* Begin EXERCISE MATERIALS *

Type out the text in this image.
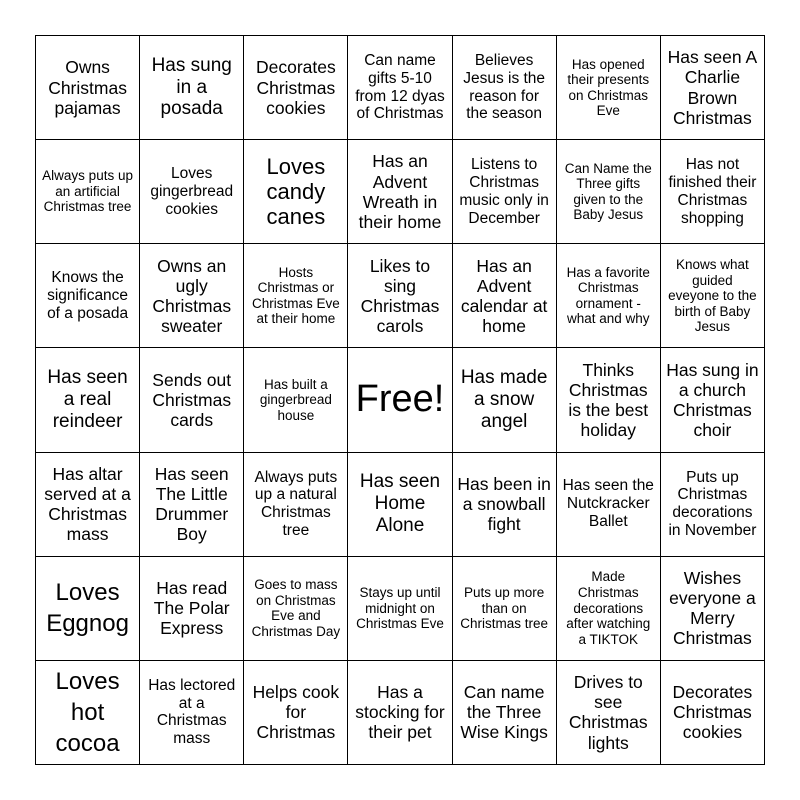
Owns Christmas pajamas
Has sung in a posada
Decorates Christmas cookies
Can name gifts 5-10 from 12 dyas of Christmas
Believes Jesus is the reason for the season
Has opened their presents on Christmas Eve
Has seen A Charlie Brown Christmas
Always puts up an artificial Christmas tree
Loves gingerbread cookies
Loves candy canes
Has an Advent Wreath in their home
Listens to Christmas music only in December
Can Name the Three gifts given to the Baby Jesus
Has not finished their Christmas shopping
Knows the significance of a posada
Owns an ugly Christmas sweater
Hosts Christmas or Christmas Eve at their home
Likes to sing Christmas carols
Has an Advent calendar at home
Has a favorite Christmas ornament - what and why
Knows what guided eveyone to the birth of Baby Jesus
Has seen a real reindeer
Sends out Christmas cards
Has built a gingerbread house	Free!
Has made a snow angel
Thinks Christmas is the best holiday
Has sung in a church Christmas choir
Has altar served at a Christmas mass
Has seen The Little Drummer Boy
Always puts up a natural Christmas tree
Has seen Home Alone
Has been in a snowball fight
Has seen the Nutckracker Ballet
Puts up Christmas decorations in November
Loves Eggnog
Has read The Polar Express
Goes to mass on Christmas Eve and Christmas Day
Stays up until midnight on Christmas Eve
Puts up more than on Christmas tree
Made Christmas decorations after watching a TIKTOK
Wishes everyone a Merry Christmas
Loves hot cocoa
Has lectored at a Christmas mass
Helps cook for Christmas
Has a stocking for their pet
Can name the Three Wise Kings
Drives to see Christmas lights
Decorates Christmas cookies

* End EXERCISE MATERIALS *
* Begin EXERCISE MATERIALS *

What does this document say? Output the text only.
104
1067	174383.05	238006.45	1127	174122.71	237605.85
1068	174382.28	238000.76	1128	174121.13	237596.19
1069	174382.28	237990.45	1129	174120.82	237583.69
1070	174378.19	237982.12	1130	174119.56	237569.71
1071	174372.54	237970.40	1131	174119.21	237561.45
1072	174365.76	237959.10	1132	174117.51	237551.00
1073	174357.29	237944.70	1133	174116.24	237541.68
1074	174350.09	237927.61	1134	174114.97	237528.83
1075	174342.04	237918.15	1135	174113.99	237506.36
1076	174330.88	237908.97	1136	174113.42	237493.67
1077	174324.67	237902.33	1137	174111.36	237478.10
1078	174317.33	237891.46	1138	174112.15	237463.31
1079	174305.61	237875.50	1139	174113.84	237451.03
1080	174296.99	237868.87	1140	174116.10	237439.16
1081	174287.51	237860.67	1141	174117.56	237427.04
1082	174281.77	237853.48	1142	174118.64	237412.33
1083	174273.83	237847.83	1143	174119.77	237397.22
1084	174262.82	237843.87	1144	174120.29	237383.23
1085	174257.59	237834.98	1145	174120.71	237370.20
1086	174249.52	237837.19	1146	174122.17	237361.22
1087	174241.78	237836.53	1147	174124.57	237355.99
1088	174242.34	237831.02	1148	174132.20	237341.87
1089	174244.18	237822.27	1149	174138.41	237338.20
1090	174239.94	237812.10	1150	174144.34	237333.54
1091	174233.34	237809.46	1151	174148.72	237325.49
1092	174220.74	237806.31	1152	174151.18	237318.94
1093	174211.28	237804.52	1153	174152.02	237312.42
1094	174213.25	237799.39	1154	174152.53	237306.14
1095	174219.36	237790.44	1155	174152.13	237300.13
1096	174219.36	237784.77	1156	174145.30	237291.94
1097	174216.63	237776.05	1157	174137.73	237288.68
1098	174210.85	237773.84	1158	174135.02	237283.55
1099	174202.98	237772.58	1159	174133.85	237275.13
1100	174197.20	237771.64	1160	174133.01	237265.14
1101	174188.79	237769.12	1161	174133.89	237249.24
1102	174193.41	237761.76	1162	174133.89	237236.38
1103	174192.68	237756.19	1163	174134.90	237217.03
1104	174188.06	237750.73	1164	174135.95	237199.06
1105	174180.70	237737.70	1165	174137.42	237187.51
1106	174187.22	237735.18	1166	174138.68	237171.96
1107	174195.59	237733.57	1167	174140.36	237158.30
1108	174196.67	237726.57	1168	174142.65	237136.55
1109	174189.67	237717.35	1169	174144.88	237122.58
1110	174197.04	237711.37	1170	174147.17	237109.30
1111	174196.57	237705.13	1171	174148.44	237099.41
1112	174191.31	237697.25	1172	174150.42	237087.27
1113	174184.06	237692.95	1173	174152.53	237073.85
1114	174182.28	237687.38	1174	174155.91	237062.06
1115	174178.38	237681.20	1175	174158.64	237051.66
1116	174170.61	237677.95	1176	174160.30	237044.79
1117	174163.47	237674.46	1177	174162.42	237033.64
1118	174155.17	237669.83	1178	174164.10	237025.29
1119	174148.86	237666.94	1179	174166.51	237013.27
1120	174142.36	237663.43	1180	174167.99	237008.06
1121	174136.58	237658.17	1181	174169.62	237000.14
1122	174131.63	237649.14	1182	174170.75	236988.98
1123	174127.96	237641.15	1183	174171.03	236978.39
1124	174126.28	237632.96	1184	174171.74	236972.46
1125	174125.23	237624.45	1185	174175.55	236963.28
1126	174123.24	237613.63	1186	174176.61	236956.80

* End EXERCISE MATERIALS *

BRIEF => Make a list of all lines in the data that contain "seen".

TASK ANSWER =>
Has seen A Charlie Brown Christmas
Has seen a real reindeer
Has seen The Little Drummer Boy
Has seen Home Alone
Has seen the Nutckracker Ballet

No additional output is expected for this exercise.